__The request__: Show all lines of the listing that hold the word "Extract".

__Data for this exercise__:
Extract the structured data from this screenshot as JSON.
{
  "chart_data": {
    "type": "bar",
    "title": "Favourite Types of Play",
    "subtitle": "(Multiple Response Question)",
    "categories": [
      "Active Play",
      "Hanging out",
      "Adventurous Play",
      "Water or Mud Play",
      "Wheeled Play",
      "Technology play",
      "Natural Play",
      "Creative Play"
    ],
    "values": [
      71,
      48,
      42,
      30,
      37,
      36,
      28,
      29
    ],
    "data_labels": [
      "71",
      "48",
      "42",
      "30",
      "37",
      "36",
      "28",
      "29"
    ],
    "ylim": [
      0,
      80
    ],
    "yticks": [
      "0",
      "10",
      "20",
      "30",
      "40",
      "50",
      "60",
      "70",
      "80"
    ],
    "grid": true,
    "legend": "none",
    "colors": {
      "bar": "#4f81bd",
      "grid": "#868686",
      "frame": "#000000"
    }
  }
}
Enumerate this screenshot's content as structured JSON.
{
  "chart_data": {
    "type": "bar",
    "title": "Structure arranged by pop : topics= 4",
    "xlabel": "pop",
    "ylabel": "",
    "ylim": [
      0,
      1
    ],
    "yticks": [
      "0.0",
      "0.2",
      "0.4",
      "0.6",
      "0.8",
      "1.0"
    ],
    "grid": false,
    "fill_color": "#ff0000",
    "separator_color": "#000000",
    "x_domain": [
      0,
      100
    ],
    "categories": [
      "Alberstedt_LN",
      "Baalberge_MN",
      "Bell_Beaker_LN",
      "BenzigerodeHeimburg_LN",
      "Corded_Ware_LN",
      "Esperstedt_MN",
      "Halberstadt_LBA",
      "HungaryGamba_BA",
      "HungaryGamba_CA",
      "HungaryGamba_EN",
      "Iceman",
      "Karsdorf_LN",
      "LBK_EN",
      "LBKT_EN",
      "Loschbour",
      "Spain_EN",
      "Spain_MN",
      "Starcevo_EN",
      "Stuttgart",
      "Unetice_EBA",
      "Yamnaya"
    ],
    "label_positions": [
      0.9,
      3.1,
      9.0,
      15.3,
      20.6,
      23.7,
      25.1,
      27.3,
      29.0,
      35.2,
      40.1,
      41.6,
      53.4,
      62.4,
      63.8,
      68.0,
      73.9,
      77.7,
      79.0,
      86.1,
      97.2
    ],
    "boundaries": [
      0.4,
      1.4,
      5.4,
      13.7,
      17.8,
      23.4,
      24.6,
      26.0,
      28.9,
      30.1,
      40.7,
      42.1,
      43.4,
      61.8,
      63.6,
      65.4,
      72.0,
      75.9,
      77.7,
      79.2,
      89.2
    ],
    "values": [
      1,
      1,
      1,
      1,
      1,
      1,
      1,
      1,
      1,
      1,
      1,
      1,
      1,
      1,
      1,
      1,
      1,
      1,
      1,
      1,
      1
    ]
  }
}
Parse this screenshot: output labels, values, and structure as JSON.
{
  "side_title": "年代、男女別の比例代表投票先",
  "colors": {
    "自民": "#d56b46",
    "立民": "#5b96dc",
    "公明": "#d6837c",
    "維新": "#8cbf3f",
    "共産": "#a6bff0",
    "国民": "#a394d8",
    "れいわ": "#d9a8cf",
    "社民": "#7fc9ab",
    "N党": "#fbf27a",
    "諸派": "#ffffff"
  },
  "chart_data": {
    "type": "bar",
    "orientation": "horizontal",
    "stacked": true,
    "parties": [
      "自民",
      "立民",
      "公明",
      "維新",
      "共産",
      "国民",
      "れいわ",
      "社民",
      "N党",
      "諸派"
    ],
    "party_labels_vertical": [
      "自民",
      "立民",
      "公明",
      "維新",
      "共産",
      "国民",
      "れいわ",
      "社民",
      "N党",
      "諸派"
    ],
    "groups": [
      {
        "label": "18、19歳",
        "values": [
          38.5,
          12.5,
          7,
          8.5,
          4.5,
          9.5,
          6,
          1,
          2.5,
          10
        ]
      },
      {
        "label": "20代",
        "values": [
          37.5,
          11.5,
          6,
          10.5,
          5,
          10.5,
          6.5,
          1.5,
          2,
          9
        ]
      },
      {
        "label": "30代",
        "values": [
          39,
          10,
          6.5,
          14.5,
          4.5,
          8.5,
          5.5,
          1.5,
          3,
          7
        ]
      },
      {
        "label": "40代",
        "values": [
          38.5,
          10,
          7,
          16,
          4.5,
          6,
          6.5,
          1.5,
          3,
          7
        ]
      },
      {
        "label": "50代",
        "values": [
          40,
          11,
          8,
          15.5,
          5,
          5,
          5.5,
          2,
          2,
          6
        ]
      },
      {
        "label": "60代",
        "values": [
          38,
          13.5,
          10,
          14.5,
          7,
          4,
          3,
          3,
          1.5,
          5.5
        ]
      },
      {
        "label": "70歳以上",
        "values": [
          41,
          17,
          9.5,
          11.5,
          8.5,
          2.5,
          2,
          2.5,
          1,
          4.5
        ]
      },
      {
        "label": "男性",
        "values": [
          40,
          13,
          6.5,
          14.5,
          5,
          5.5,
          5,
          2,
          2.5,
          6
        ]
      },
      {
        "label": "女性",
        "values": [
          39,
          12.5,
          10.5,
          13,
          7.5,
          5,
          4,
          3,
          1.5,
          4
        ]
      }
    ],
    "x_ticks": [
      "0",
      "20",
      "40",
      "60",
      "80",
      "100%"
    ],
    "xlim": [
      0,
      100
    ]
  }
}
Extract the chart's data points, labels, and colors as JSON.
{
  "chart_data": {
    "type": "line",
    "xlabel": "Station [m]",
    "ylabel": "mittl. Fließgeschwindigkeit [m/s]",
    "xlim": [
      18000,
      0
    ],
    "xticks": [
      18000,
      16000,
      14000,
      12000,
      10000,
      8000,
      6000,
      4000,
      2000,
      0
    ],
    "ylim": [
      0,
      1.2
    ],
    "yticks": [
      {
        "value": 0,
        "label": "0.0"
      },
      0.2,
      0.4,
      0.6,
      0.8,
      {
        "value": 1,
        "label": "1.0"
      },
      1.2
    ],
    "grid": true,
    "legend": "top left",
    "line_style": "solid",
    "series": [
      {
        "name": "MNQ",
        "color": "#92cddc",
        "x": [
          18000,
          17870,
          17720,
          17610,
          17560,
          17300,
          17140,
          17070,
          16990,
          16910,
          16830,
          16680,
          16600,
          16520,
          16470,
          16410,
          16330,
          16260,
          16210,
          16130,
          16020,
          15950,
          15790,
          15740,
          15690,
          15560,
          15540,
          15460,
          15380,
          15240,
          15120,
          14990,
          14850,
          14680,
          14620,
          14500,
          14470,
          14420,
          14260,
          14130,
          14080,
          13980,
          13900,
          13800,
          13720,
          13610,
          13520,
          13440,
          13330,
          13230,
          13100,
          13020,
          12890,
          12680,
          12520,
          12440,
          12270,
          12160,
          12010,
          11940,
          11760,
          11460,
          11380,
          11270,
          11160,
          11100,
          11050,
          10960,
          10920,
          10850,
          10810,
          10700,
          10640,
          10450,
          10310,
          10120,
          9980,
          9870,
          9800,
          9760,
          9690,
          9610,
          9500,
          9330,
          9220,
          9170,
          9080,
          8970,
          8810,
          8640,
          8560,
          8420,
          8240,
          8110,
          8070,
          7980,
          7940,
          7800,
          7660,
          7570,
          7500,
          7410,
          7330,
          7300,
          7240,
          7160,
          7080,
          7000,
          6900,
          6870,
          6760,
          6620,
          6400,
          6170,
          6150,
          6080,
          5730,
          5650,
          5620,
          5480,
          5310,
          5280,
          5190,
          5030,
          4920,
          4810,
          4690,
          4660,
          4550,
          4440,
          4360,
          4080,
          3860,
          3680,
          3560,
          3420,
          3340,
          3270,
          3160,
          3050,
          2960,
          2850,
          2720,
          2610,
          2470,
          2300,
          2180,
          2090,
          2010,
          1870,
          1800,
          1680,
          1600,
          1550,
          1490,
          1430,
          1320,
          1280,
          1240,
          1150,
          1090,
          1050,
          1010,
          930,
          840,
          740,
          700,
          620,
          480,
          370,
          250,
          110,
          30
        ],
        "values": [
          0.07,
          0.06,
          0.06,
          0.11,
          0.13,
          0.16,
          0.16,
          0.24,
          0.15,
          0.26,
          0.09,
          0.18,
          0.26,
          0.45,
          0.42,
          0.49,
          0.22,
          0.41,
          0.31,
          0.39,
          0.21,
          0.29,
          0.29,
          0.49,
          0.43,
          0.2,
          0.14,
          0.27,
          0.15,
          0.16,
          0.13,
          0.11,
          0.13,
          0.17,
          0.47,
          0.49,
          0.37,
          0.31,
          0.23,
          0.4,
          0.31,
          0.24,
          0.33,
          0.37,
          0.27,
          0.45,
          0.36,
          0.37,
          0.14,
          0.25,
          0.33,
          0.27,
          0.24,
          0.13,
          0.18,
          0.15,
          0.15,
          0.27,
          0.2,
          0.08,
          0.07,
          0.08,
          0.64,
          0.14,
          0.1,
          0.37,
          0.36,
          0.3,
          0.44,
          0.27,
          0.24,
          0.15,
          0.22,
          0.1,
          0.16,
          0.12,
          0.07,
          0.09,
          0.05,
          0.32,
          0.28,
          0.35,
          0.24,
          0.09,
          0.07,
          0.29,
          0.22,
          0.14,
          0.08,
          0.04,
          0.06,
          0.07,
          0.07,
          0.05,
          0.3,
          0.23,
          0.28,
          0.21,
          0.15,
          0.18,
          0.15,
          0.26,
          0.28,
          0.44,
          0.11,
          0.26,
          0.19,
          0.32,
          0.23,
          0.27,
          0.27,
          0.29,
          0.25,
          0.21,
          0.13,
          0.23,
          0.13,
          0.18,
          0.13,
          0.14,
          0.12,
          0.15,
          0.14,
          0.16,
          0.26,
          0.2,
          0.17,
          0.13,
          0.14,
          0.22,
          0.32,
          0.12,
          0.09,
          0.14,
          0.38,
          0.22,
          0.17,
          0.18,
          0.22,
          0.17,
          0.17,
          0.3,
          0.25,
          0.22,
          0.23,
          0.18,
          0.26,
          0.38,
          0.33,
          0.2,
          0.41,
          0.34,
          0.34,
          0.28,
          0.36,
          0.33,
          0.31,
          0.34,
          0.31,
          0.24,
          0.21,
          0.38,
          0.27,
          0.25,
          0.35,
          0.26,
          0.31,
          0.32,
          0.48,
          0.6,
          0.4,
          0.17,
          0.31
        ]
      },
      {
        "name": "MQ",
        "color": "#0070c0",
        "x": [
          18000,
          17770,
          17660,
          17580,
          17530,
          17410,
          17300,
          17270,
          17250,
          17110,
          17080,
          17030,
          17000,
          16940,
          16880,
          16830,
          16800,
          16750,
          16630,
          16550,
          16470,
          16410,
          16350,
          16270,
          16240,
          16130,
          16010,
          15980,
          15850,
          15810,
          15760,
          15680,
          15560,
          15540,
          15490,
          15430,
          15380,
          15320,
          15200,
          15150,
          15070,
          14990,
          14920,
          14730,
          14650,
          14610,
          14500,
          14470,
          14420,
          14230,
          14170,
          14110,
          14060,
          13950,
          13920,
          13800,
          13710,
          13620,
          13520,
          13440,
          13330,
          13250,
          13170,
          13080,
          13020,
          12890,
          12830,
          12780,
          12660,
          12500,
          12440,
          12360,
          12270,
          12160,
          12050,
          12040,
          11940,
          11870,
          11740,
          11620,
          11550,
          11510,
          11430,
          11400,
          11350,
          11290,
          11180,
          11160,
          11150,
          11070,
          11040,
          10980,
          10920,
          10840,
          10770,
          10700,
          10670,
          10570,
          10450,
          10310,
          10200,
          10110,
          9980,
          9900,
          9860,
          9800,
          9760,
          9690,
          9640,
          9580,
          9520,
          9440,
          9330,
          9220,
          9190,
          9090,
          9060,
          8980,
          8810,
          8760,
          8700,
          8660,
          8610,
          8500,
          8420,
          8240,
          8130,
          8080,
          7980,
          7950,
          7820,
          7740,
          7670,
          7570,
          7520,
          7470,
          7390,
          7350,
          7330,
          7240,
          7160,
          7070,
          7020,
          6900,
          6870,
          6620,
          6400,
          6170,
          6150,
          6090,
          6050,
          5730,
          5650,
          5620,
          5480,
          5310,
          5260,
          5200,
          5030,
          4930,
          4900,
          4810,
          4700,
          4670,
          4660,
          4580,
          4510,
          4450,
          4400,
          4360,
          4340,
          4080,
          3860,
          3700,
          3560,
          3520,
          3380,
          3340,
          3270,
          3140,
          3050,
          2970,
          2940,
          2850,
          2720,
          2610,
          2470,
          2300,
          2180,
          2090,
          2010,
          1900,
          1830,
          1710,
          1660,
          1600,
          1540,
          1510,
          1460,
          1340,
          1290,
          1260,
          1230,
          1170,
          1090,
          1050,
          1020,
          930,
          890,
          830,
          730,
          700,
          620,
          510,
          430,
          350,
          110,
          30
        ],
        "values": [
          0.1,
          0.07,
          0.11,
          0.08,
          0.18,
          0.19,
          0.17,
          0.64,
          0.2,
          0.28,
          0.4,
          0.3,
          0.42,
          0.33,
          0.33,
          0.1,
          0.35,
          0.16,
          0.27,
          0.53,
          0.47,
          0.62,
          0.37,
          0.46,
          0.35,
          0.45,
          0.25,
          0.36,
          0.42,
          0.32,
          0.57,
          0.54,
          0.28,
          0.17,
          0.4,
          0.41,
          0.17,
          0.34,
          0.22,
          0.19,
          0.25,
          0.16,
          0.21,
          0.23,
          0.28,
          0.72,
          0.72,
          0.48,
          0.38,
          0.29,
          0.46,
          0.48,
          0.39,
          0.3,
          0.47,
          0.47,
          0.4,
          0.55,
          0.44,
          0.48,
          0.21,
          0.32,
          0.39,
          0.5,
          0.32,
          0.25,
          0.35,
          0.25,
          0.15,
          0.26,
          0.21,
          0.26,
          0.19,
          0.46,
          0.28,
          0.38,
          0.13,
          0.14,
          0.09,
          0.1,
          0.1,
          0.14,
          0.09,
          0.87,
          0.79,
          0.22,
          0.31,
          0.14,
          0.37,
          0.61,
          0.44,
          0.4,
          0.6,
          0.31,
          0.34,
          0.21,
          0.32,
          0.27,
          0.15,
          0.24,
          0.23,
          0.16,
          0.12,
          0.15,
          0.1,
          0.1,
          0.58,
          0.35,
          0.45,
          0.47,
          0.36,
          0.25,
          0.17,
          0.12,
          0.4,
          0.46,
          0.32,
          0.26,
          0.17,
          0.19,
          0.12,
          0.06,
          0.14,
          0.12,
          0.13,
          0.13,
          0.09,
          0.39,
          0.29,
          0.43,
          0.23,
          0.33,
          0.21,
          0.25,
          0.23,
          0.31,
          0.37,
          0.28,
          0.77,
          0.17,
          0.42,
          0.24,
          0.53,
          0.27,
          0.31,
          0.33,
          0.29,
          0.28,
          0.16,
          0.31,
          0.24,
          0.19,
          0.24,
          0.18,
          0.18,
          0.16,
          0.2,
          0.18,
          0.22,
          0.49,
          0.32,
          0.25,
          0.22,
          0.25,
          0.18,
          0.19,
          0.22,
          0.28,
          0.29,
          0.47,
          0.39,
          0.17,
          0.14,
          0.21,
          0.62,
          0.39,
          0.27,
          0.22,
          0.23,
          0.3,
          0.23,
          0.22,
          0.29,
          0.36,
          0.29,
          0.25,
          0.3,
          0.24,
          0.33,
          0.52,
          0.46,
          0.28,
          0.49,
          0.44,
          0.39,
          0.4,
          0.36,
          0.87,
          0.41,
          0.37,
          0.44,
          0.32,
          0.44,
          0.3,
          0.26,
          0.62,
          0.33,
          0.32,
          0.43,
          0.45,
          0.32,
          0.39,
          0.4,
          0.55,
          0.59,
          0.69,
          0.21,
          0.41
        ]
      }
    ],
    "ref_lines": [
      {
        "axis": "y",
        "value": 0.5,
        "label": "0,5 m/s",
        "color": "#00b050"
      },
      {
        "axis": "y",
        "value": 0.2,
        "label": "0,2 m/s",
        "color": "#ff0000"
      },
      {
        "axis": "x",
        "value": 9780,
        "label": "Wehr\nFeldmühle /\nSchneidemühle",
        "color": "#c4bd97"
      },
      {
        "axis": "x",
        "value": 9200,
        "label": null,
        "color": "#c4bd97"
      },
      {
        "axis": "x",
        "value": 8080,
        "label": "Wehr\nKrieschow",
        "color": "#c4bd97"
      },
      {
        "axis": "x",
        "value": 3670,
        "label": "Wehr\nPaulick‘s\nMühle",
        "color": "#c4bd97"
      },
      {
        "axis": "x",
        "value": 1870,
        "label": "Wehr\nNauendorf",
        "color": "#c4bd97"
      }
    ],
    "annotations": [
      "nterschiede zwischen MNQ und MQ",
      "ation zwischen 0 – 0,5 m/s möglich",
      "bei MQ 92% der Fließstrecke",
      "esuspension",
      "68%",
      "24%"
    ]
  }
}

__Solution to this task__:
Extract the structured data from this screenshot as JSON.
Extract the chart's data points, labels, and colors as JSON.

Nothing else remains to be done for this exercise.